### YOUR INSTRUCTIONS
Identify all lines below that hold "value" and collect them.

### Stored data
* * * * * * * * *

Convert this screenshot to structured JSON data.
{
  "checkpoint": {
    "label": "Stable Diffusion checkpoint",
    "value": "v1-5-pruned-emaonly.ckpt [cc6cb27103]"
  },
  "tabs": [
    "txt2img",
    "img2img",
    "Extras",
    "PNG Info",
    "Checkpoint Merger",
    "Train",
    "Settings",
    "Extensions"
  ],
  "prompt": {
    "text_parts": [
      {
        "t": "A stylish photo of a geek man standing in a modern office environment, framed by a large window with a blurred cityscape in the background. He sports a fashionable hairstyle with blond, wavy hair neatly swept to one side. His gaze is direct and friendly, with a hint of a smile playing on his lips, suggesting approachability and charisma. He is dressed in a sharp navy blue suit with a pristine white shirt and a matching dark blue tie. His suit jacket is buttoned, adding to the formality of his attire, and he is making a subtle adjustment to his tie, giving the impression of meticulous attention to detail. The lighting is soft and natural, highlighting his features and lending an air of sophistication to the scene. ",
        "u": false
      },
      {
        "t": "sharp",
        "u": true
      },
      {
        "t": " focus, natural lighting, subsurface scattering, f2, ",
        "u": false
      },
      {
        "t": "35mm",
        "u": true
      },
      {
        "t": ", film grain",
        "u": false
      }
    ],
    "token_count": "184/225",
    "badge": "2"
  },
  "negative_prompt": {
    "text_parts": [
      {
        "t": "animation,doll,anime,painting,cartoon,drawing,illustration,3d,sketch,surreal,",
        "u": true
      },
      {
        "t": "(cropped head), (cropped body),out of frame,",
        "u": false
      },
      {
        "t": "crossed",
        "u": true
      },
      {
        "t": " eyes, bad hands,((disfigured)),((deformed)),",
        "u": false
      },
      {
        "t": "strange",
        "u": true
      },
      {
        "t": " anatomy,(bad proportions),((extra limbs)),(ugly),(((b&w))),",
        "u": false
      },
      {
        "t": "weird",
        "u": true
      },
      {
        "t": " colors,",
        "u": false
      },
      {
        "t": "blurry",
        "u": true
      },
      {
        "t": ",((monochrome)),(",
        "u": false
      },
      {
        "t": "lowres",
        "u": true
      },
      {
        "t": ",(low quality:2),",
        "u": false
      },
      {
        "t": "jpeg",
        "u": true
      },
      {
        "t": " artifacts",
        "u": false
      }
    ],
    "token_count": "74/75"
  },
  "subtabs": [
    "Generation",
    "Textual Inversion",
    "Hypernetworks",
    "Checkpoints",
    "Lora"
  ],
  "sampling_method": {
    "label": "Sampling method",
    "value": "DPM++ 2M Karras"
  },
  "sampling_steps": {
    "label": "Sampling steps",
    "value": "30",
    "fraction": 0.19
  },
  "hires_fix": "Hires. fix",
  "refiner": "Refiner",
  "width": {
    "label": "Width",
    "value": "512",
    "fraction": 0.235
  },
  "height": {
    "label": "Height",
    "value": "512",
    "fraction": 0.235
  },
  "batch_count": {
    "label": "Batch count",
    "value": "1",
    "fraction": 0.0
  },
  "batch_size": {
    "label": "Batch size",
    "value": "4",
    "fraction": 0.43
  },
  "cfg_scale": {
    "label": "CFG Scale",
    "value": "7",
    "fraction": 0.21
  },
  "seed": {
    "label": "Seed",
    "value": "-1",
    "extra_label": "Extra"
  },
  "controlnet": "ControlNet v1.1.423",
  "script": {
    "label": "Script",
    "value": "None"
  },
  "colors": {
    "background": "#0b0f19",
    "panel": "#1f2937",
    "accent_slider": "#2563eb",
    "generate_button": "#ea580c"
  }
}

* * * * * * * * *

### COMPLETED TASK
    "value": "v1-5-pruned-emaonly.ckpt [cc6cb27103]"
    "value": "DPM++ 2M Karras"
    "value": "30",
    "value": "512",
    "value": "512",
    "value": "1",
    "value": "4",
    "value": "7",
    "value": "-1",
    "value": "None"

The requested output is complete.